[Records from a data source]
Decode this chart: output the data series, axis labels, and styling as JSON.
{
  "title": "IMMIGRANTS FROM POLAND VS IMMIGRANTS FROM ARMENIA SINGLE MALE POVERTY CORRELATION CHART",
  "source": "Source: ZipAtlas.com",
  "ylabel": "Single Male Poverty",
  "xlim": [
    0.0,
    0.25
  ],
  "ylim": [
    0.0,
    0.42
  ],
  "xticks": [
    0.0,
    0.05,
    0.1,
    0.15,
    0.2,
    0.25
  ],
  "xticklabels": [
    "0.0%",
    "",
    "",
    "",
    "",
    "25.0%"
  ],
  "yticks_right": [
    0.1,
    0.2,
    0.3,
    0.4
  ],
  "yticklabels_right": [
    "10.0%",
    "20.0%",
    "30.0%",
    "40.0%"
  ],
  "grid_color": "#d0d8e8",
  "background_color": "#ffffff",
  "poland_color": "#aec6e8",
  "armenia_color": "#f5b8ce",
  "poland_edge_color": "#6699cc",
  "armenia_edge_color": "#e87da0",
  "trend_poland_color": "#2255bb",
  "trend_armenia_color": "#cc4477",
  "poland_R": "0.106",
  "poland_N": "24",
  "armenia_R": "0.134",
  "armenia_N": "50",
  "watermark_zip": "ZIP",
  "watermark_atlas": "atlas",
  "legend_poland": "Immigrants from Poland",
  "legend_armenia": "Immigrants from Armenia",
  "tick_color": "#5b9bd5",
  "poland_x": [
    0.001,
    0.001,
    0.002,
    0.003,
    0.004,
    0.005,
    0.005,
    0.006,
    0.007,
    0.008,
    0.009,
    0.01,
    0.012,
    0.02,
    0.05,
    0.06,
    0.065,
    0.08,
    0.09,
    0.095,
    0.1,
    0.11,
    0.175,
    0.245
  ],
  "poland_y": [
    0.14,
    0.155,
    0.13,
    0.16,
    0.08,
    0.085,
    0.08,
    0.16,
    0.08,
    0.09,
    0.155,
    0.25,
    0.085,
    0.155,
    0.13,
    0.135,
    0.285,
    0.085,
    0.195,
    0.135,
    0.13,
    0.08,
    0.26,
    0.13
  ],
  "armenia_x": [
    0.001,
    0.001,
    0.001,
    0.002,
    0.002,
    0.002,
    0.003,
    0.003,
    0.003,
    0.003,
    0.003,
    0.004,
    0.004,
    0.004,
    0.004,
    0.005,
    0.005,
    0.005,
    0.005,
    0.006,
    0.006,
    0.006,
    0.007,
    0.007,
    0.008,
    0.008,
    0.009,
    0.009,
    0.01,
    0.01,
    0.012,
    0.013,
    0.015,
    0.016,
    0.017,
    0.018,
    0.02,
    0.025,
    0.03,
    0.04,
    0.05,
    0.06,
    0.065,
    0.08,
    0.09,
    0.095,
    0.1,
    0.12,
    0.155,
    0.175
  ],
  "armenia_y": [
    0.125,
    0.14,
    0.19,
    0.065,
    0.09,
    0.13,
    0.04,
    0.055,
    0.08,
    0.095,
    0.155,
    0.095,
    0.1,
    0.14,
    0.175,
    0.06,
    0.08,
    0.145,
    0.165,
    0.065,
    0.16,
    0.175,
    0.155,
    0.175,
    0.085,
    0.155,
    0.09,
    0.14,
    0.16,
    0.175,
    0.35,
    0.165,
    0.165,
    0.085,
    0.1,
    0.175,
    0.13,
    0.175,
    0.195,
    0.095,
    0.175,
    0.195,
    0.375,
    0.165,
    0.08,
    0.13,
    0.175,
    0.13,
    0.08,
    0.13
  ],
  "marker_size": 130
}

• Work to be completed
Generate an exact reproduction of all entries.

• Result below
Decode this chart: output the data series, axis labels, and styling as JSON.
{
  "title": "IMMIGRANTS FROM POLAND VS IMMIGRANTS FROM ARMENIA SINGLE MALE POVERTY CORRELATION CHART",
  "source": "Source: ZipAtlas.com",
  "ylabel": "Single Male Poverty",
  "xlim": [
    0.0,
    0.25
  ],
  "ylim": [
    0.0,
    0.42
  ],
  "xticks": [
    0.0,
    0.05,
    0.1,
    0.15,
    0.2,
    0.25
  ],
  "xticklabels": [
    "0.0%",
    "",
    "",
    "",
    "",
    "25.0%"
  ],
  "yticks_right": [
    0.1,
    0.2,
    0.3,
    0.4
  ],
  "yticklabels_right": [
    "10.0%",
    "20.0%",
    "30.0%",
    "40.0%"
  ],
  "grid_color": "#d0d8e8",
  "background_color": "#ffffff",
  "poland_color": "#aec6e8",
  "armenia_color": "#f5b8ce",
  "poland_edge_color": "#6699cc",
  "armenia_edge_color": "#e87da0",
  "trend_poland_color": "#2255bb",
  "trend_armenia_color": "#cc4477",
  "poland_R": "0.106",
  "poland_N": "24",
  "armenia_R": "0.134",
  "armenia_N": "50",
  "watermark_zip": "ZIP",
  "watermark_atlas": "atlas",
  "legend_poland": "Immigrants from Poland",
  "legend_armenia": "Immigrants from Armenia",
  "tick_color": "#5b9bd5",
  "poland_x": [
    0.001,
    0.001,
    0.002,
    0.003,
    0.004,
    0.005,
    0.005,
    0.006,
    0.007,
    0.008,
    0.009,
    0.01,
    0.012,
    0.02,
    0.05,
    0.06,
    0.065,
    0.08,
    0.09,
    0.095,
    0.1,
    0.11,
    0.175,
    0.245
  ],
  "poland_y": [
    0.14,
    0.155,
    0.13,
    0.16,
    0.08,
    0.085,
    0.08,
    0.16,
    0.08,
    0.09,
    0.155,
    0.25,
    0.085,
    0.155,
    0.13,
    0.135,
    0.285,
    0.085,
    0.195,
    0.135,
    0.13,
    0.08,
    0.26,
    0.13
  ],
  "armenia_x": [
    0.001,
    0.001,
    0.001,
    0.002,
    0.002,
    0.002,
    0.003,
    0.003,
    0.003,
    0.003,
    0.003,
    0.004,
    0.004,
    0.004,
    0.004,
    0.005,
    0.005,
    0.005,
    0.005,
    0.006,
    0.006,
    0.006,
    0.007,
    0.007,
    0.008,
    0.008,
    0.009,
    0.009,
    0.01,
    0.01,
    0.012,
    0.013,
    0.015,
    0.016,
    0.017,
    0.018,
    0.02,
    0.025,
    0.03,
    0.04,
    0.05,
    0.06,
    0.065,
    0.08,
    0.09,
    0.095,
    0.1,
    0.12,
    0.155,
    0.175
  ],
  "armenia_y": [
    0.125,
    0.14,
    0.19,
    0.065,
    0.09,
    0.13,
    0.04,
    0.055,
    0.08,
    0.095,
    0.155,
    0.095,
    0.1,
    0.14,
    0.175,
    0.06,
    0.08,
    0.145,
    0.165,
    0.065,
    0.16,
    0.175,
    0.155,
    0.175,
    0.085,
    0.155,
    0.09,
    0.14,
    0.16,
    0.175,
    0.35,
    0.165,
    0.165,
    0.085,
    0.1,
    0.175,
    0.13,
    0.175,
    0.195,
    0.095,
    0.175,
    0.195,
    0.375,
    0.165,
    0.08,
    0.13,
    0.175,
    0.13,
    0.08,
    0.13
  ],
  "marker_size": 130
}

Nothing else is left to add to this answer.